## TASK STATEMENT
Write out the material exactly, with the pictures left out.

## DATA LINES
——
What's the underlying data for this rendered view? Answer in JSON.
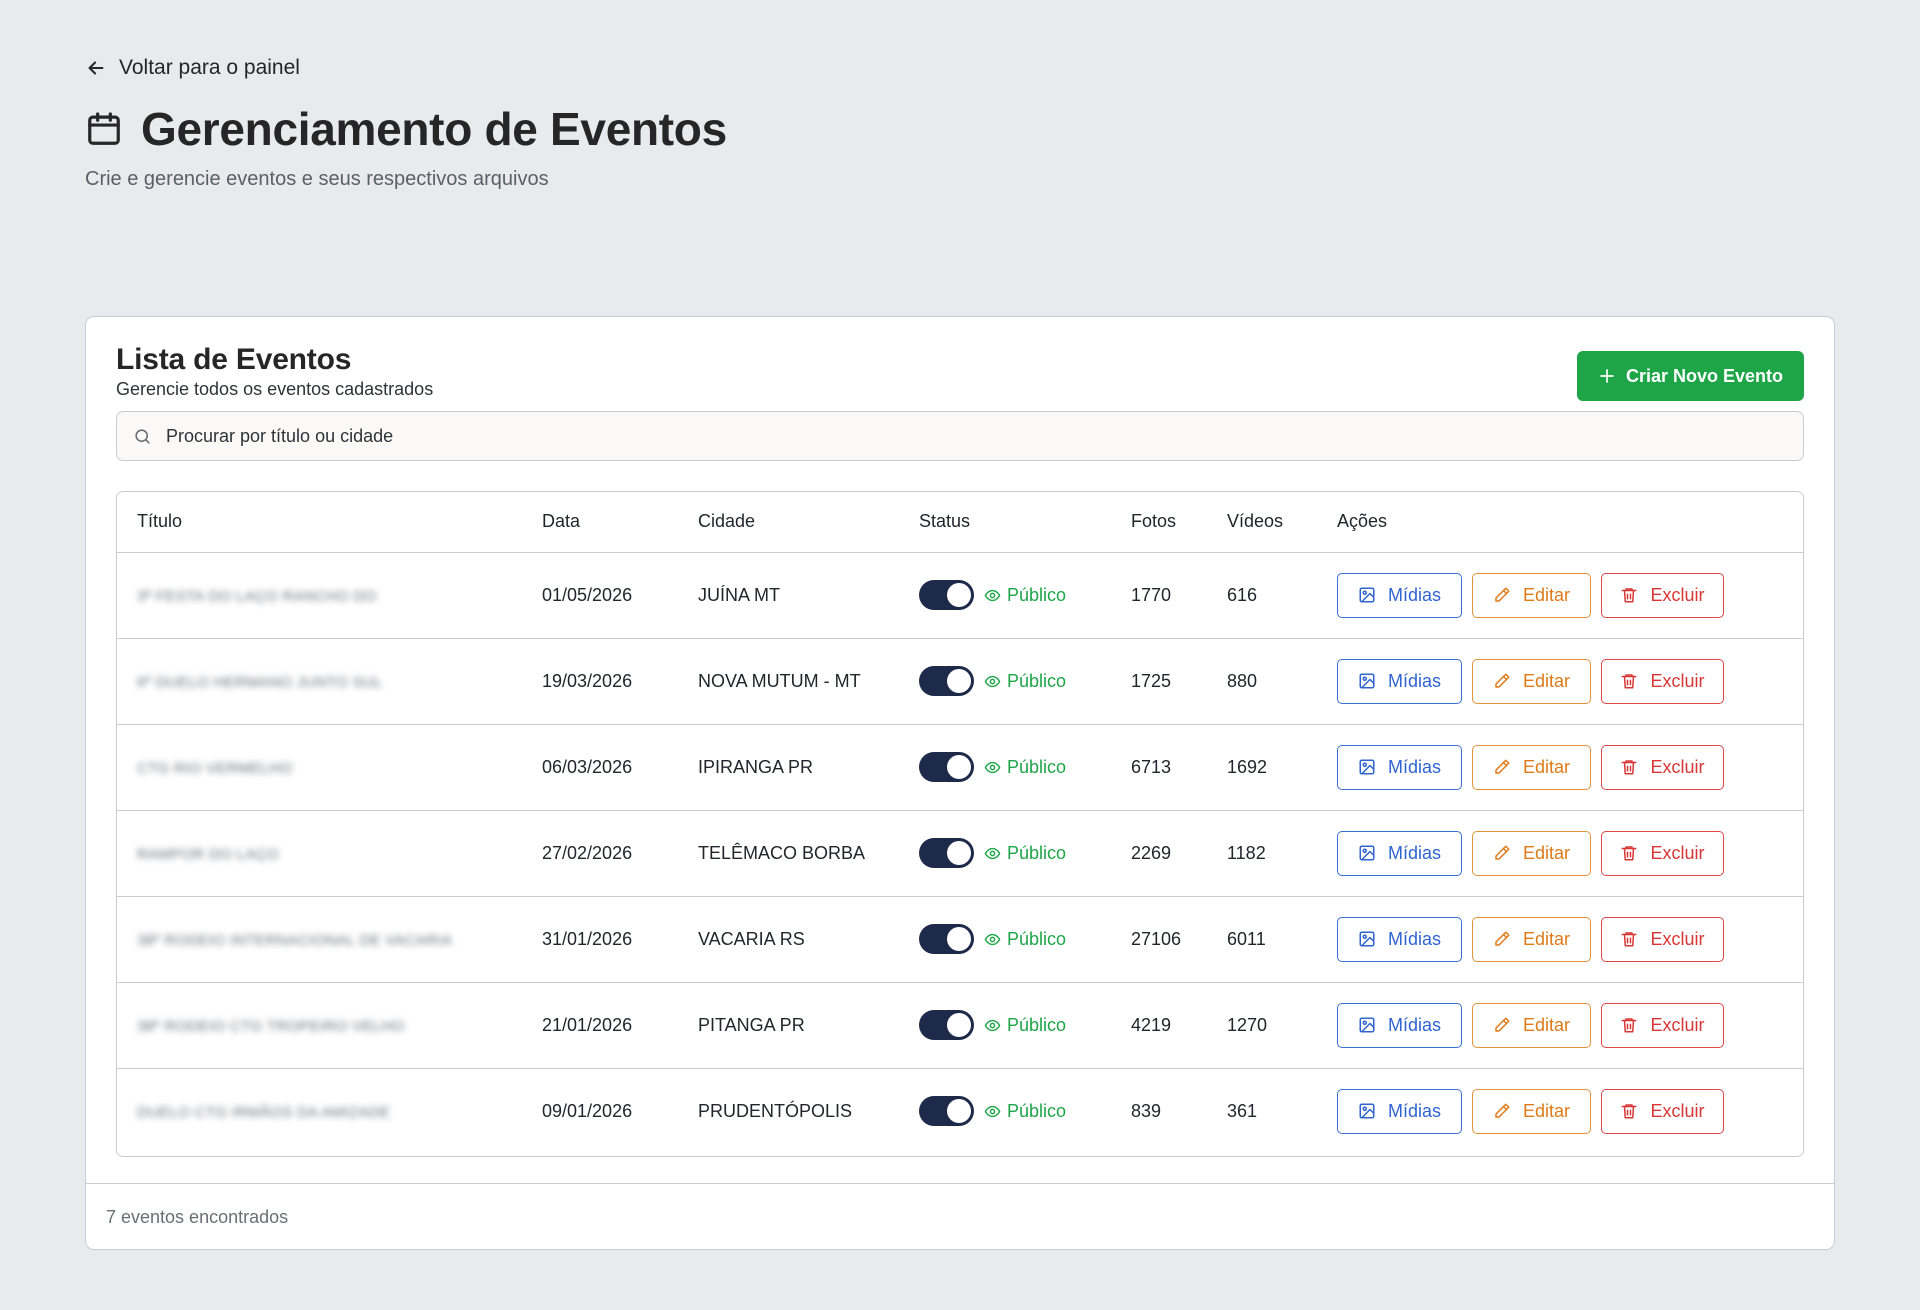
{
  "back": {
    "label": "Voltar para o painel",
    "icon": "arrow-left-icon"
  },
  "page": {
    "title": "Gerenciamento de Eventos",
    "icon": "calendar-icon",
    "subtitle": "Crie e gerencie eventos e seus respectivos arquivos"
  },
  "card": {
    "title": "Lista de Eventos",
    "subtitle": "Gerencie todos os eventos cadastrados",
    "create_label": "Criar Novo Evento",
    "accent": "#1ea548"
  },
  "search": {
    "placeholder": "Procurar por título ou cidade",
    "value": ""
  },
  "table": {
    "headers": {
      "title": "Título",
      "date": "Data",
      "city": "Cidade",
      "status": "Status",
      "fotos": "Fotos",
      "videos": "Vídeos",
      "actions": "Ações"
    },
    "rows": [
      {
        "title": "3ª FESTA DO LAÇO RANCHO DO",
        "date": "01/05/2026",
        "city": "JUÍNA MT",
        "status": "Público",
        "fotos": "1770",
        "videos": "616"
      },
      {
        "title": "6º DUELO HERMANO JUNTO SUL",
        "date": "19/03/2026",
        "city": "NOVA MUTUM - MT",
        "status": "Público",
        "fotos": "1725",
        "videos": "880"
      },
      {
        "title": "CTG RIO VERMELHO",
        "date": "06/03/2026",
        "city": "IPIRANGA PR",
        "status": "Público",
        "fotos": "6713",
        "videos": "1692"
      },
      {
        "title": "RAMPOR DO LAÇO",
        "date": "27/02/2026",
        "city": "TELÊMACO BORBA",
        "status": "Público",
        "fotos": "2269",
        "videos": "1182"
      },
      {
        "title": "38º RODEIO INTERNACIONAL DE VACARIA",
        "date": "31/01/2026",
        "city": "VACARIA RS",
        "status": "Público",
        "fotos": "27106",
        "videos": "6011"
      },
      {
        "title": "38º RODEIO CTG TROPEIRO VELHO",
        "date": "21/01/2026",
        "city": "PITANGA PR",
        "status": "Público",
        "fotos": "4219",
        "videos": "1270"
      },
      {
        "title": "DUELO CTG IRMÃOS DA AMIZADE",
        "date": "09/01/2026",
        "city": "PRUDENTÓPOLIS",
        "status": "Público",
        "fotos": "839",
        "videos": "361"
      }
    ],
    "actions": {
      "midias": "Mídias",
      "editar": "Editar",
      "excluir": "Excluir"
    }
  },
  "footer": {
    "count_text": "7 eventos encontrados"
  },
  "colors": {
    "midias": "#2f64d1",
    "editar": "#de7a17",
    "excluir": "#d93636",
    "public": "#1ea548",
    "toggle": "#1e2a4a"
  }
}
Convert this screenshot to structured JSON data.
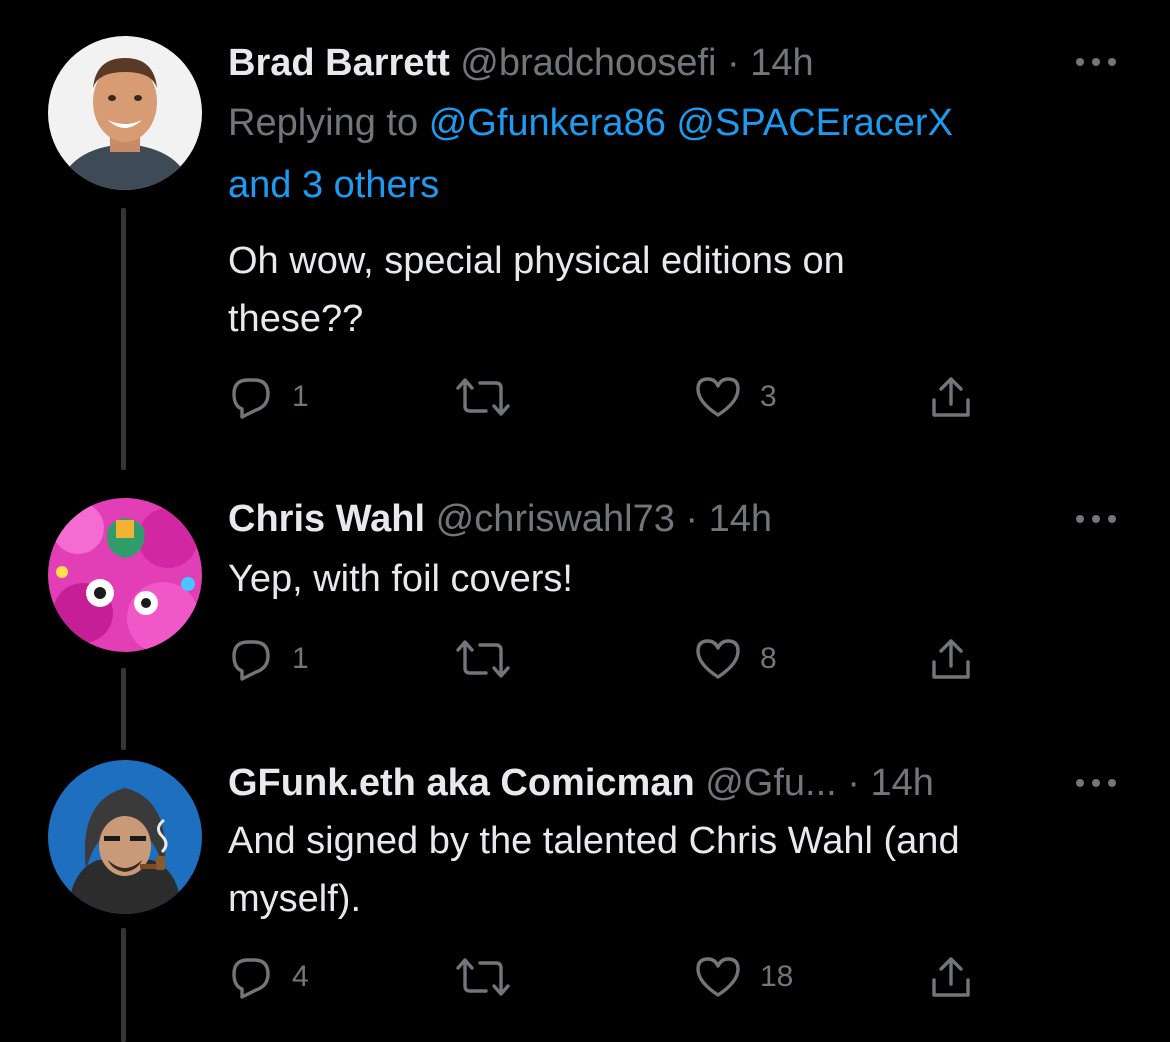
{
  "tweets": [
    {
      "name": "Brad Barrett",
      "handle": "@bradchoosefi",
      "separator": "·",
      "time": "14h",
      "replying_prefix": "Replying to",
      "replying_mentions": [
        "@Gfunkera86",
        "@SPACEracerX"
      ],
      "replying_suffix": "and 3 others",
      "text_lines": [
        "Oh wow, special physical editions on",
        "these??"
      ],
      "replies": "1",
      "retweets": "",
      "likes": "3",
      "avatar_icon": "person-photo"
    },
    {
      "name": "Chris Wahl",
      "handle": "@chriswahl73",
      "separator": "·",
      "time": "14h",
      "text_lines": [
        "Yep, with foil covers!"
      ],
      "replies": "1",
      "retweets": "",
      "likes": "8",
      "avatar_icon": "pink-illustration"
    },
    {
      "name": "GFunk.eth aka Comicman",
      "handle": "@Gfu...",
      "separator": "·",
      "time": "14h",
      "text_lines": [
        "And signed by the talented Chris Wahl (and",
        "myself)."
      ],
      "replies": "4",
      "retweets": "",
      "likes": "18",
      "avatar_icon": "hooded-cartoon"
    }
  ],
  "icons": {
    "reply": "reply-icon",
    "retweet": "retweet-icon",
    "like": "heart-icon",
    "share": "share-icon",
    "more": "more-icon"
  },
  "colors": {
    "background": "#000000",
    "primary_text": "#e7e9ea",
    "secondary_text": "#71767b",
    "link": "#1d9bf0",
    "thread_line": "#333639"
  }
}
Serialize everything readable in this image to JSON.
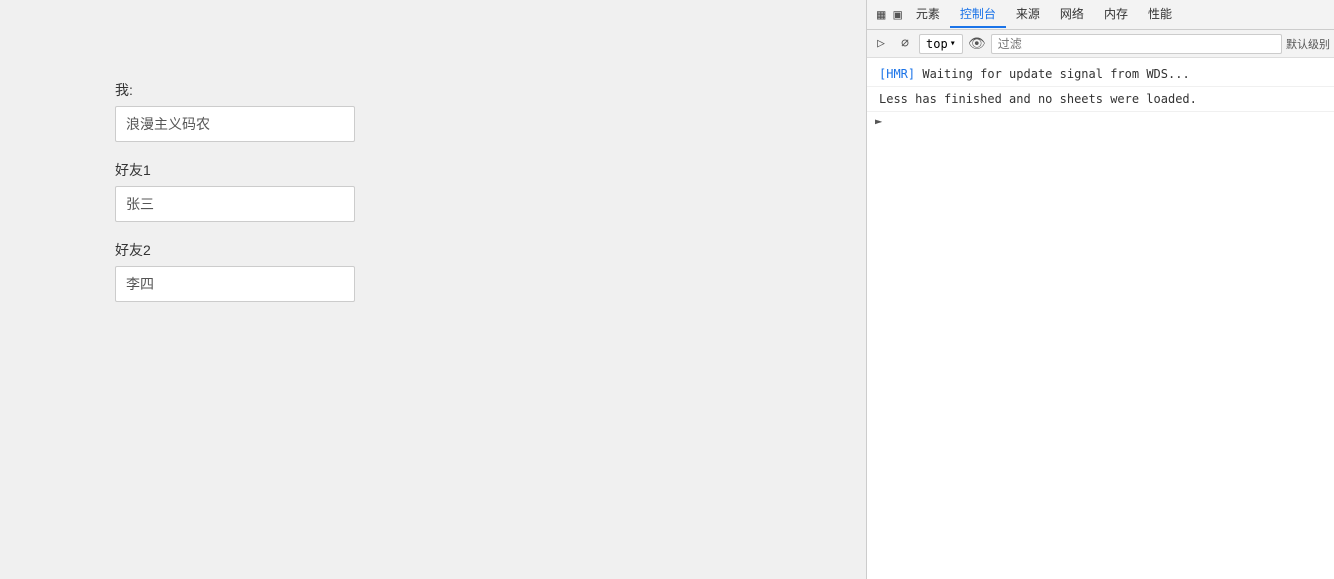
{
  "main": {
    "me_label": "我:",
    "me_value": "浪漫主义码农",
    "friend1_label": "好友1",
    "friend1_value": "张三",
    "friend2_label": "好友2",
    "friend2_value": "李四"
  },
  "devtools": {
    "top_tabs": [
      {
        "label": "元素",
        "active": false
      },
      {
        "label": "控制台",
        "active": true
      },
      {
        "label": "来源",
        "active": false
      },
      {
        "label": "网络",
        "active": false
      },
      {
        "label": "内存",
        "active": false
      },
      {
        "label": "性能",
        "active": false
      }
    ],
    "console_bar": {
      "context": "top",
      "filter_placeholder": "过滤",
      "level": "默认级别"
    },
    "messages": [
      {
        "type": "info",
        "tag": "[HMR]",
        "text": " Waiting for update signal from WDS..."
      },
      {
        "type": "normal",
        "text": "Less has finished and no sheets were loaded."
      }
    ],
    "icons": {
      "sidebar": "◧",
      "inspect": "⬚",
      "no_entry": "⊘",
      "eye": "👁",
      "chevron_down": "▾",
      "arrow": "▶"
    }
  }
}
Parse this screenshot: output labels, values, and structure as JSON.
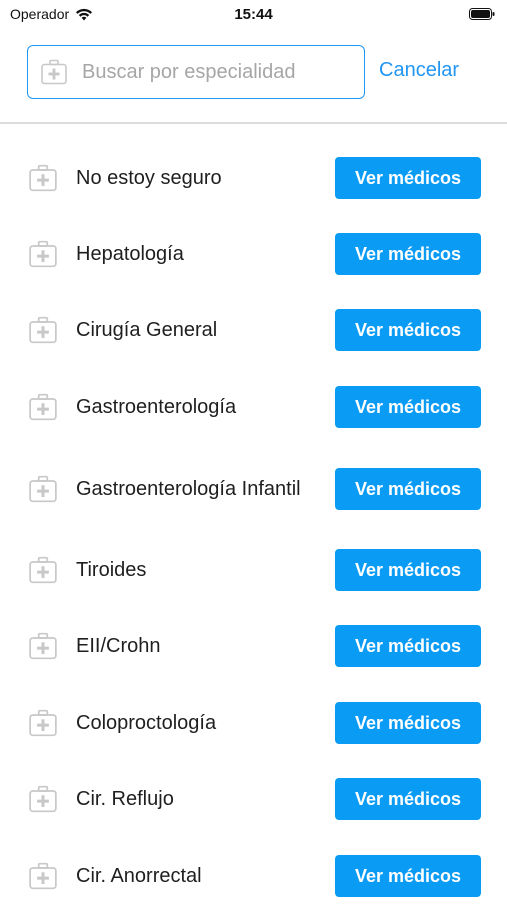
——
## COMPLETED TASK
What's the underlying data for this rendered view? Answer in JSON.
{
  "back": {
    "label": "Voltar para o painel",
    "icon": "arrow-left-icon"
  },
  "page": {
    "title": "Gerenciamento de Eventos",
    "icon": "calendar-icon",
    "subtitle": "Crie e gerencie eventos e seus respectivos arquivos"
  },
  "card": {
    "title": "Lista de Eventos",
    "subtitle": "Gerencie todos os eventos cadastrados",
    "create_label": "Criar Novo Evento",
    "accent": "#1ea548"
  },
  "search": {
    "placeholder": "Procurar por título ou cidade",
    "value": ""
  },
  "table": {
    "headers": {
      "title": "Título",
      "date": "Data",
      "city": "Cidade",
      "status": "Status",
      "fotos": "Fotos",
      "videos": "Vídeos",
      "actions": "Ações"
    },
    "rows": [
      {
        "title": "3ª FESTA DO LAÇO RANCHO DO",
        "date": "01/05/2026",
        "city": "JUÍNA MT",
        "status": "Público",
        "fotos": "1770",
        "videos": "616"
      },
      {
        "title": "6º DUELO HERMANO JUNTO SUL",
        "date": "19/03/2026",
        "city": "NOVA MUTUM - MT",
        "status": "Público",
        "fotos": "1725",
        "videos": "880"
      },
      {
        "title": "CTG RIO VERMELHO",
        "date": "06/03/2026",
        "city": "IPIRANGA PR",
        "status": "Público",
        "fotos": "6713",
        "videos": "1692"
      },
      {
        "title": "RAMPOR DO LAÇO",
        "date": "27/02/2026",
        "city": "TELÊMACO BORBA",
        "status": "Público",
        "fotos": "2269",
        "videos": "1182"
      },
      {
        "title": "38º RODEIO INTERNACIONAL DE VACARIA",
        "date": "31/01/2026",
        "city": "VACARIA RS",
        "status": "Público",
        "fotos": "27106",
        "videos": "6011"
      },
      {
        "title": "38º RODEIO CTG TROPEIRO VELHO",
        "date": "21/01/2026",
        "city": "PITANGA PR",
        "status": "Público",
        "fotos": "4219",
        "videos": "1270"
      },
      {
        "title": "DUELO CTG IRMÃOS DA AMIZADE",
        "date": "09/01/2026",
        "city": "PRUDENTÓPOLIS",
        "status": "Público",
        "fotos": "839",
        "videos": "361"
      }
    ],
    "actions": {
      "midias": "Mídias",
      "editar": "Editar",
      "excluir": "Excluir"
    }
  },
  "footer": {
    "count_text": "7 eventos encontrados"
  },
  "colors": {
    "midias": "#2f64d1",
    "editar": "#de7a17",
    "excluir": "#d93636",
    "public": "#1ea548",
    "toggle": "#1e2a4a"
  }
}
Convert this screenshot to structured JSON data.
{
  "tweets": [
    {
      "name": "Brad Barrett",
      "handle": "@bradchoosefi",
      "separator": "·",
      "time": "14h",
      "replying_prefix": "Replying to",
      "replying_mentions": [
        "@Gfunkera86",
        "@SPACEracerX"
      ],
      "replying_suffix": "and 3 others",
      "text_lines": [
        "Oh wow, special physical editions on",
        "these??"
      ],
      "replies": "1",
      "retweets": "",
      "likes": "3",
      "avatar_icon": "person-photo"
    },
    {
      "name": "Chris Wahl",
      "handle": "@chriswahl73",
      "separator": "·",
      "time": "14h",
      "text_lines": [
        "Yep, with foil covers!"
      ],
      "replies": "1",
      "retweets": "",
      "likes": "8",
      "avatar_icon": "pink-illustration"
    },
    {
      "name": "GFunk.eth aka Comicman",
      "handle": "@Gfu...",
      "separator": "·",
      "time": "14h",
      "text_lines": [
        "And signed by the talented Chris Wahl (and",
        "myself)."
      ],
      "replies": "4",
      "retweets": "",
      "likes": "18",
      "avatar_icon": "hooded-cartoon"
    }
  ],
  "icons": {
    "reply": "reply-icon",
    "retweet": "retweet-icon",
    "like": "heart-icon",
    "share": "share-icon",
    "more": "more-icon"
  },
  "colors": {
    "background": "#000000",
    "primary_text": "#e7e9ea",
    "secondary_text": "#71767b",
    "link": "#1d9bf0",
    "thread_line": "#333639"
  }
}
Serialize everything readable in this image to JSON.
{
  "main": {
    "me_label": "我:",
    "me_value": "浪漫主义码农",
    "friend1_label": "好友1",
    "friend1_value": "张三",
    "friend2_label": "好友2",
    "friend2_value": "李四"
  },
  "devtools": {
    "top_tabs": [
      {
        "label": "元素",
        "active": false
      },
      {
        "label": "控制台",
        "active": true
      },
      {
        "label": "来源",
        "active": false
      },
      {
        "label": "网络",
        "active": false
      },
      {
        "label": "内存",
        "active": false
      },
      {
        "label": "性能",
        "active": false
      }
    ],
    "console_bar": {
      "context": "top",
      "filter_placeholder": "过滤",
      "level": "默认级别"
    },
    "messages": [
      {
        "type": "info",
        "tag": "[HMR]",
        "text": " Waiting for update signal from WDS..."
      },
      {
        "type": "normal",
        "text": "Less has finished and no sheets were loaded."
      }
    ],
    "icons": {
      "sidebar": "◧",
      "inspect": "⬚",
      "no_entry": "⊘",
      "eye": "👁",
      "chevron_down": "▾",
      "arrow": "▶"
    }
  }
}
Parse this screenshot: output labels, values, and structure as JSON.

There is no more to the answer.